==== Records shown ====

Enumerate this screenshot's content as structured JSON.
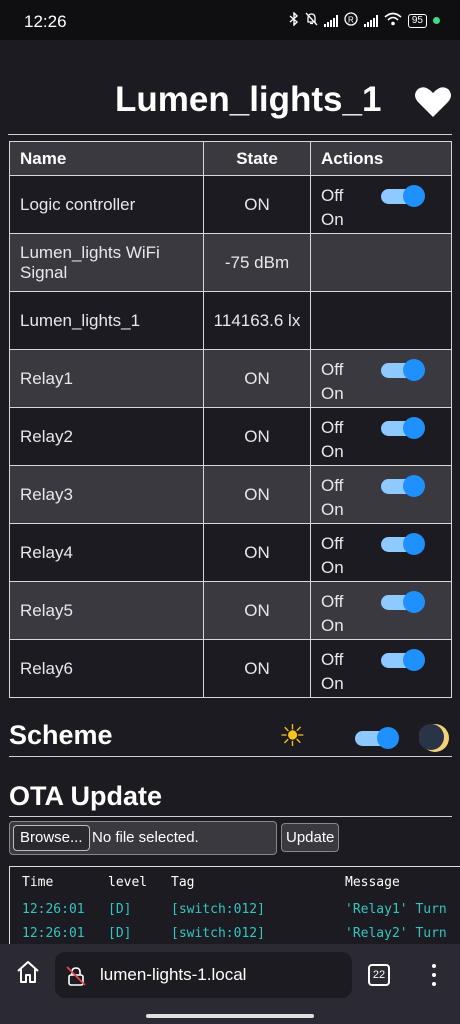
{
  "status_bar": {
    "time": "12:26",
    "battery": "95"
  },
  "page": {
    "title": "Lumen_lights_1",
    "table": {
      "headers": [
        "Name",
        "State",
        "Actions"
      ],
      "rows": [
        {
          "name": "Logic controller",
          "state": "ON",
          "off": "Off",
          "on": "On",
          "toggle": true
        },
        {
          "name": "Lumen_lights WiFi Signal",
          "state": "-75 dBm"
        },
        {
          "name": "Lumen_lights_1",
          "state": "114163.6 lx"
        },
        {
          "name": "Relay1",
          "state": "ON",
          "off": "Off",
          "on": "On",
          "toggle": true
        },
        {
          "name": "Relay2",
          "state": "ON",
          "off": "Off",
          "on": "On",
          "toggle": true
        },
        {
          "name": "Relay3",
          "state": "ON",
          "off": "Off",
          "on": "On",
          "toggle": true
        },
        {
          "name": "Relay4",
          "state": "ON",
          "off": "Off",
          "on": "On",
          "toggle": true
        },
        {
          "name": "Relay5",
          "state": "ON",
          "off": "Off",
          "on": "On",
          "toggle": true
        },
        {
          "name": "Relay6",
          "state": "ON",
          "off": "Off",
          "on": "On",
          "toggle": true
        }
      ]
    },
    "scheme": {
      "heading": "Scheme",
      "sun_icon": "☀"
    },
    "ota": {
      "heading": "OTA Update",
      "browse_label": "Browse...",
      "file_status": "No file selected.",
      "update_label": "Update"
    },
    "log": {
      "headers": [
        "Time",
        "level",
        "Tag",
        "Message"
      ],
      "lines": [
        [
          "12:26:01",
          "[D]",
          "[switch:012]",
          "'Relay1' Turn"
        ],
        [
          "12:26:01",
          "[D]",
          "[switch:012]",
          "'Relay2' Turn"
        ]
      ]
    }
  },
  "browser": {
    "url": "lumen-lights-1.local",
    "tab_count": "22"
  },
  "colors": {
    "background": "#1c1b22",
    "row_alt": "#3a393f",
    "toggle_on": "#1e90ff",
    "log_text": "#35c5c0"
  }
}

====

> _Task details_
Print all entries exactly. The images do not belong in the copy.

> _Task response_
Enumerate this screenshot's content as structured JSON.
{
  "status_bar": {
    "time": "12:26",
    "battery": "95"
  },
  "page": {
    "title": "Lumen_lights_1",
    "table": {
      "headers": [
        "Name",
        "State",
        "Actions"
      ],
      "rows": [
        {
          "name": "Logic controller",
          "state": "ON",
          "off": "Off",
          "on": "On",
          "toggle": true
        },
        {
          "name": "Lumen_lights WiFi Signal",
          "state": "-75 dBm"
        },
        {
          "name": "Lumen_lights_1",
          "state": "114163.6 lx"
        },
        {
          "name": "Relay1",
          "state": "ON",
          "off": "Off",
          "on": "On",
          "toggle": true
        },
        {
          "name": "Relay2",
          "state": "ON",
          "off": "Off",
          "on": "On",
          "toggle": true
        },
        {
          "name": "Relay3",
          "state": "ON",
          "off": "Off",
          "on": "On",
          "toggle": true
        },
        {
          "name": "Relay4",
          "state": "ON",
          "off": "Off",
          "on": "On",
          "toggle": true
        },
        {
          "name": "Relay5",
          "state": "ON",
          "off": "Off",
          "on": "On",
          "toggle": true
        },
        {
          "name": "Relay6",
          "state": "ON",
          "off": "Off",
          "on": "On",
          "toggle": true
        }
      ]
    },
    "scheme": {
      "heading": "Scheme",
      "sun_icon": "☀"
    },
    "ota": {
      "heading": "OTA Update",
      "browse_label": "Browse...",
      "file_status": "No file selected.",
      "update_label": "Update"
    },
    "log": {
      "headers": [
        "Time",
        "level",
        "Tag",
        "Message"
      ],
      "lines": [
        [
          "12:26:01",
          "[D]",
          "[switch:012]",
          "'Relay1' Turn"
        ],
        [
          "12:26:01",
          "[D]",
          "[switch:012]",
          "'Relay2' Turn"
        ]
      ]
    }
  },
  "browser": {
    "url": "lumen-lights-1.local",
    "tab_count": "22"
  },
  "colors": {
    "background": "#1c1b22",
    "row_alt": "#3a393f",
    "toggle_on": "#1e90ff",
    "log_text": "#35c5c0"
  }
}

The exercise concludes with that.